---------- RECORDS SHOWN ----------

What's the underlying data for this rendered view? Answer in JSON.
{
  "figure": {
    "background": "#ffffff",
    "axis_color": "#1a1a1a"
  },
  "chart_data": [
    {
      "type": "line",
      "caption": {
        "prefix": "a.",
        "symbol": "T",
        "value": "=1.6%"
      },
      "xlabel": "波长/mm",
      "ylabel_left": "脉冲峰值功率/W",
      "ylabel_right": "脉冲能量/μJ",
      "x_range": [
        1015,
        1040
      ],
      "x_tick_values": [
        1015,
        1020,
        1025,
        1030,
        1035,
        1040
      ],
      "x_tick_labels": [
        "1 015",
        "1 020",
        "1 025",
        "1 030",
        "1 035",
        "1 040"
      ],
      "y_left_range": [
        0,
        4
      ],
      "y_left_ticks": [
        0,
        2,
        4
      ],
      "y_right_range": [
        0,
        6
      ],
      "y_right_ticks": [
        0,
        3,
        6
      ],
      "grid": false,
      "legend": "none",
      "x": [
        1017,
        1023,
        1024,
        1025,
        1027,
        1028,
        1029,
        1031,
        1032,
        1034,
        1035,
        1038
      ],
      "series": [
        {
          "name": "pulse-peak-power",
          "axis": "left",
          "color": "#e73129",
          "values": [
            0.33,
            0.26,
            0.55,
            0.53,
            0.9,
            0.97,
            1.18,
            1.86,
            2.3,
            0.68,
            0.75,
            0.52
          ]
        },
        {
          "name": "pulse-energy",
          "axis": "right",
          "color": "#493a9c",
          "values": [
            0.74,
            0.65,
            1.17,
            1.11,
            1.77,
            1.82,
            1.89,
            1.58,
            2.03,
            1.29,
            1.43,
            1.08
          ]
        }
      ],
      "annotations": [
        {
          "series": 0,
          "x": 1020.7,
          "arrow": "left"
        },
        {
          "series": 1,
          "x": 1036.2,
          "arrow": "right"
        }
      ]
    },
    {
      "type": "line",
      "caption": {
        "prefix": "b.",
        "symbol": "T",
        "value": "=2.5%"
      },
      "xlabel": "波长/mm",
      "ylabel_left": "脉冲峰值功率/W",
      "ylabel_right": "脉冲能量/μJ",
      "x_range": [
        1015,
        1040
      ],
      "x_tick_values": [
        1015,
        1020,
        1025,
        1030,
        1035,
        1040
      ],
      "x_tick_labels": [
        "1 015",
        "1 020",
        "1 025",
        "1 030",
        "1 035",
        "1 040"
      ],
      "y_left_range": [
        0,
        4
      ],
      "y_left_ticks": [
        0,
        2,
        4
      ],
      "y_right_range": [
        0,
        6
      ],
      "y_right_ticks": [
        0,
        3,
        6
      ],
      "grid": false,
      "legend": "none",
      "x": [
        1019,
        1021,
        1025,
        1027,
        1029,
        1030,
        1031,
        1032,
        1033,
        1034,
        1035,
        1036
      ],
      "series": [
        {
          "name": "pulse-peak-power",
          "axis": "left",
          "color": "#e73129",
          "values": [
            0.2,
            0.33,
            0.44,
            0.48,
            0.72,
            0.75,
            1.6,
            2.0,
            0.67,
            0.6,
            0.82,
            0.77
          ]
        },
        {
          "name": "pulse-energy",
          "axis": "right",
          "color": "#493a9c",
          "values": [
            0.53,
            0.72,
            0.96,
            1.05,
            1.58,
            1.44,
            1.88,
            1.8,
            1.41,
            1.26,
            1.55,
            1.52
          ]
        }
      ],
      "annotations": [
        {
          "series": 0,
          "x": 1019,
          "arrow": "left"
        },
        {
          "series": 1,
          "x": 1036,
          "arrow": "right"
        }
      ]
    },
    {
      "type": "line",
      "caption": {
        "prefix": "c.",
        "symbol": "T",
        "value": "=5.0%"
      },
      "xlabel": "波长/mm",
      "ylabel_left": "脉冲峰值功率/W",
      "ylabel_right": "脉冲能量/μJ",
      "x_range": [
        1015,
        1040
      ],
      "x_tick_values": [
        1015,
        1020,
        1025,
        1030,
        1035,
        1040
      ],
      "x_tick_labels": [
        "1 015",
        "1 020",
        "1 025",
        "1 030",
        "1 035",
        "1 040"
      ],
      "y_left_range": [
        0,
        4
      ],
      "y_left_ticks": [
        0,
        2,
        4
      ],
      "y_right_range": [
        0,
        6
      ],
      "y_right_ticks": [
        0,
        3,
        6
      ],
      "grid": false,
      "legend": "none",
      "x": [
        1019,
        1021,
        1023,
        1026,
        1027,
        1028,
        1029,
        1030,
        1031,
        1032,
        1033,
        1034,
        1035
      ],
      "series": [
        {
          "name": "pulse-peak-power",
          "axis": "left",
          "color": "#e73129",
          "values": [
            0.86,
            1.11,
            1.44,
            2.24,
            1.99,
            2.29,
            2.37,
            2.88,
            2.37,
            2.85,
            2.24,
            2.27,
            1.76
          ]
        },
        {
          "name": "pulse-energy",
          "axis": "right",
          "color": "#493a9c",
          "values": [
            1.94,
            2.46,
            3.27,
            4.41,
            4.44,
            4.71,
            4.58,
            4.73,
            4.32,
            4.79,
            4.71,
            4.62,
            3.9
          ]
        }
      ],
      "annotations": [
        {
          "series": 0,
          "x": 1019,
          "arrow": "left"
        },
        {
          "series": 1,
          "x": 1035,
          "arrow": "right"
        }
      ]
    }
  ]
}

----------

** GOAL **
Write out all the lines again, exactly as they are.

** FULL RESPONSE **
What's the underlying data for this rendered view? Answer in JSON.
{
  "figure": {
    "background": "#ffffff",
    "axis_color": "#1a1a1a"
  },
  "chart_data": [
    {
      "type": "line",
      "caption": {
        "prefix": "a.",
        "symbol": "T",
        "value": "=1.6%"
      },
      "xlabel": "波长/mm",
      "ylabel_left": "脉冲峰值功率/W",
      "ylabel_right": "脉冲能量/μJ",
      "x_range": [
        1015,
        1040
      ],
      "x_tick_values": [
        1015,
        1020,
        1025,
        1030,
        1035,
        1040
      ],
      "x_tick_labels": [
        "1 015",
        "1 020",
        "1 025",
        "1 030",
        "1 035",
        "1 040"
      ],
      "y_left_range": [
        0,
        4
      ],
      "y_left_ticks": [
        0,
        2,
        4
      ],
      "y_right_range": [
        0,
        6
      ],
      "y_right_ticks": [
        0,
        3,
        6
      ],
      "grid": false,
      "legend": "none",
      "x": [
        1017,
        1023,
        1024,
        1025,
        1027,
        1028,
        1029,
        1031,
        1032,
        1034,
        1035,
        1038
      ],
      "series": [
        {
          "name": "pulse-peak-power",
          "axis": "left",
          "color": "#e73129",
          "values": [
            0.33,
            0.26,
            0.55,
            0.53,
            0.9,
            0.97,
            1.18,
            1.86,
            2.3,
            0.68,
            0.75,
            0.52
          ]
        },
        {
          "name": "pulse-energy",
          "axis": "right",
          "color": "#493a9c",
          "values": [
            0.74,
            0.65,
            1.17,
            1.11,
            1.77,
            1.82,
            1.89,
            1.58,
            2.03,
            1.29,
            1.43,
            1.08
          ]
        }
      ],
      "annotations": [
        {
          "series": 0,
          "x": 1020.7,
          "arrow": "left"
        },
        {
          "series": 1,
          "x": 1036.2,
          "arrow": "right"
        }
      ]
    },
    {
      "type": "line",
      "caption": {
        "prefix": "b.",
        "symbol": "T",
        "value": "=2.5%"
      },
      "xlabel": "波长/mm",
      "ylabel_left": "脉冲峰值功率/W",
      "ylabel_right": "脉冲能量/μJ",
      "x_range": [
        1015,
        1040
      ],
      "x_tick_values": [
        1015,
        1020,
        1025,
        1030,
        1035,
        1040
      ],
      "x_tick_labels": [
        "1 015",
        "1 020",
        "1 025",
        "1 030",
        "1 035",
        "1 040"
      ],
      "y_left_range": [
        0,
        4
      ],
      "y_left_ticks": [
        0,
        2,
        4
      ],
      "y_right_range": [
        0,
        6
      ],
      "y_right_ticks": [
        0,
        3,
        6
      ],
      "grid": false,
      "legend": "none",
      "x": [
        1019,
        1021,
        1025,
        1027,
        1029,
        1030,
        1031,
        1032,
        1033,
        1034,
        1035,
        1036
      ],
      "series": [
        {
          "name": "pulse-peak-power",
          "axis": "left",
          "color": "#e73129",
          "values": [
            0.2,
            0.33,
            0.44,
            0.48,
            0.72,
            0.75,
            1.6,
            2.0,
            0.67,
            0.6,
            0.82,
            0.77
          ]
        },
        {
          "name": "pulse-energy",
          "axis": "right",
          "color": "#493a9c",
          "values": [
            0.53,
            0.72,
            0.96,
            1.05,
            1.58,
            1.44,
            1.88,
            1.8,
            1.41,
            1.26,
            1.55,
            1.52
          ]
        }
      ],
      "annotations": [
        {
          "series": 0,
          "x": 1019,
          "arrow": "left"
        },
        {
          "series": 1,
          "x": 1036,
          "arrow": "right"
        }
      ]
    },
    {
      "type": "line",
      "caption": {
        "prefix": "c.",
        "symbol": "T",
        "value": "=5.0%"
      },
      "xlabel": "波长/mm",
      "ylabel_left": "脉冲峰值功率/W",
      "ylabel_right": "脉冲能量/μJ",
      "x_range": [
        1015,
        1040
      ],
      "x_tick_values": [
        1015,
        1020,
        1025,
        1030,
        1035,
        1040
      ],
      "x_tick_labels": [
        "1 015",
        "1 020",
        "1 025",
        "1 030",
        "1 035",
        "1 040"
      ],
      "y_left_range": [
        0,
        4
      ],
      "y_left_ticks": [
        0,
        2,
        4
      ],
      "y_right_range": [
        0,
        6
      ],
      "y_right_ticks": [
        0,
        3,
        6
      ],
      "grid": false,
      "legend": "none",
      "x": [
        1019,
        1021,
        1023,
        1026,
        1027,
        1028,
        1029,
        1030,
        1031,
        1032,
        1033,
        1034,
        1035
      ],
      "series": [
        {
          "name": "pulse-peak-power",
          "axis": "left",
          "color": "#e73129",
          "values": [
            0.86,
            1.11,
            1.44,
            2.24,
            1.99,
            2.29,
            2.37,
            2.88,
            2.37,
            2.85,
            2.24,
            2.27,
            1.76
          ]
        },
        {
          "name": "pulse-energy",
          "axis": "right",
          "color": "#493a9c",
          "values": [
            1.94,
            2.46,
            3.27,
            4.41,
            4.44,
            4.71,
            4.58,
            4.73,
            4.32,
            4.79,
            4.71,
            4.62,
            3.9
          ]
        }
      ],
      "annotations": [
        {
          "series": 0,
          "x": 1019,
          "arrow": "left"
        },
        {
          "series": 1,
          "x": 1035,
          "arrow": "right"
        }
      ]
    }
  ]
}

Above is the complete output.